# Problem description
After locating the line that contains "Read this page and output its text content." in the following entries, reproduce it and each later line exactly, including the last.

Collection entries

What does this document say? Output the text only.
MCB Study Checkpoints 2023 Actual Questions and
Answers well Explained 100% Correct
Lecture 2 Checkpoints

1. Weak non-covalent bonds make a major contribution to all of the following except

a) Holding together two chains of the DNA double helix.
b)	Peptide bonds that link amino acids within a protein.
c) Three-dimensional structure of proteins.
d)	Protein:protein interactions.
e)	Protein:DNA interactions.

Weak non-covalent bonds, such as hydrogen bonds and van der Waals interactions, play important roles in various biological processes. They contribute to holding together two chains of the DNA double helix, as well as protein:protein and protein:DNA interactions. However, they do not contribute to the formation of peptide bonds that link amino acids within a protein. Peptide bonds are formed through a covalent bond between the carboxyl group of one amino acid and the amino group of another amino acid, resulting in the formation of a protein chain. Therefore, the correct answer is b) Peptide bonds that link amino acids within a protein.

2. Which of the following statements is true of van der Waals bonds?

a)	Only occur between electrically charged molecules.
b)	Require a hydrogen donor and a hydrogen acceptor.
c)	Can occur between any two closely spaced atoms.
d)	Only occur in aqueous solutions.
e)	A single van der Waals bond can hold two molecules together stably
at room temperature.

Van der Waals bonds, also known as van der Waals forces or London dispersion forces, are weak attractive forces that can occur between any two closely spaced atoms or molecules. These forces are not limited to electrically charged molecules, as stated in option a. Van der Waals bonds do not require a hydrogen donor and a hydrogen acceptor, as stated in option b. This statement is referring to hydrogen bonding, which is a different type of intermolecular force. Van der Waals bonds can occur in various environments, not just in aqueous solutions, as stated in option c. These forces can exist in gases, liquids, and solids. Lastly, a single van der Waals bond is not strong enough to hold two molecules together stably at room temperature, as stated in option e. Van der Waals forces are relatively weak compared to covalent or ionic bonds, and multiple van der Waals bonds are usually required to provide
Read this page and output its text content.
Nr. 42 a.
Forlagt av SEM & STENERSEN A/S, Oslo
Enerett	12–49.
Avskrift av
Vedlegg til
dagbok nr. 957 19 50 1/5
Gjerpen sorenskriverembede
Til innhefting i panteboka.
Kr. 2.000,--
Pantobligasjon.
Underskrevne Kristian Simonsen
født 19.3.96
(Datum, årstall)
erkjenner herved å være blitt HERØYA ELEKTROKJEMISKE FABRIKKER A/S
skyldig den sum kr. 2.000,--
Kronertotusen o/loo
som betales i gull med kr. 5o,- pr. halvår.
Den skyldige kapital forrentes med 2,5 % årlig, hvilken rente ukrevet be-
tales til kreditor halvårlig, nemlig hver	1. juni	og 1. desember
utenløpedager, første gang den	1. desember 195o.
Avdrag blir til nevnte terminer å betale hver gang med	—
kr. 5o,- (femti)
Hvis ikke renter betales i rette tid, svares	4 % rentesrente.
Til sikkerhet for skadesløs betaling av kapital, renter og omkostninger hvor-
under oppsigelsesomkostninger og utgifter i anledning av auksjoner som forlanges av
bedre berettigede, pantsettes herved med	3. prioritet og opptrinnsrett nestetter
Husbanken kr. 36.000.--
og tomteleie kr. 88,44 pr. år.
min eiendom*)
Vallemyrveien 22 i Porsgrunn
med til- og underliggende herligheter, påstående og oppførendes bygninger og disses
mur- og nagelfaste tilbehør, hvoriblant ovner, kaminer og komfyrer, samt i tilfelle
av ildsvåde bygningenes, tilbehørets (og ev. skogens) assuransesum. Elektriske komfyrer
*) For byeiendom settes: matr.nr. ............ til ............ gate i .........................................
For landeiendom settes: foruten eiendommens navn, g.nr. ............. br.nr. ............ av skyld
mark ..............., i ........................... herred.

# Exercise answer
Read this page and output its text content.
Nr. 42 a.
Forlagt av SEM & STENERSEN A/S, Oslo
Enerett	12–49.
Avskrift av
Vedlegg til
dagbok nr. 957 19 50 1/5
Gjerpen sorenskriverembede
Til innhefting i panteboka.
Kr. 2.000,--
Pantobligasjon.
Underskrevne Kristian Simonsen
født 19.3.96
(Datum, årstall)
erkjenner herved å være blitt HERØYA ELEKTROKJEMISKE FABRIKKER A/S
skyldig den sum kr. 2.000,--
Kronertotusen o/loo
som betales i gull med kr. 5o,- pr. halvår.
Den skyldige kapital forrentes med 2,5 % årlig, hvilken rente ukrevet be-
tales til kreditor halvårlig, nemlig hver	1. juni	og 1. desember
utenløpedager, første gang den	1. desember 195o.
Avdrag blir til nevnte terminer å betale hver gang med	—
kr. 5o,- (femti)
Hvis ikke renter betales i rette tid, svares	4 % rentesrente.
Til sikkerhet for skadesløs betaling av kapital, renter og omkostninger hvor-
under oppsigelsesomkostninger og utgifter i anledning av auksjoner som forlanges av
bedre berettigede, pantsettes herved med	3. prioritet og opptrinnsrett nestetter
Husbanken kr. 36.000.--
og tomteleie kr. 88,44 pr. år.
min eiendom*)
Vallemyrveien 22 i Porsgrunn
med til- og underliggende herligheter, påstående og oppførendes bygninger og disses
mur- og nagelfaste tilbehør, hvoriblant ovner, kaminer og komfyrer, samt i tilfelle
av ildsvåde bygningenes, tilbehørets (og ev. skogens) assuransesum. Elektriske komfyrer
*) For byeiendom settes: matr.nr. ............ til ............ gate i .........................................
For landeiendom settes: foruten eiendommens navn, g.nr. ............. br.nr. ............ av skyld
mark ..............., i ........................... herred.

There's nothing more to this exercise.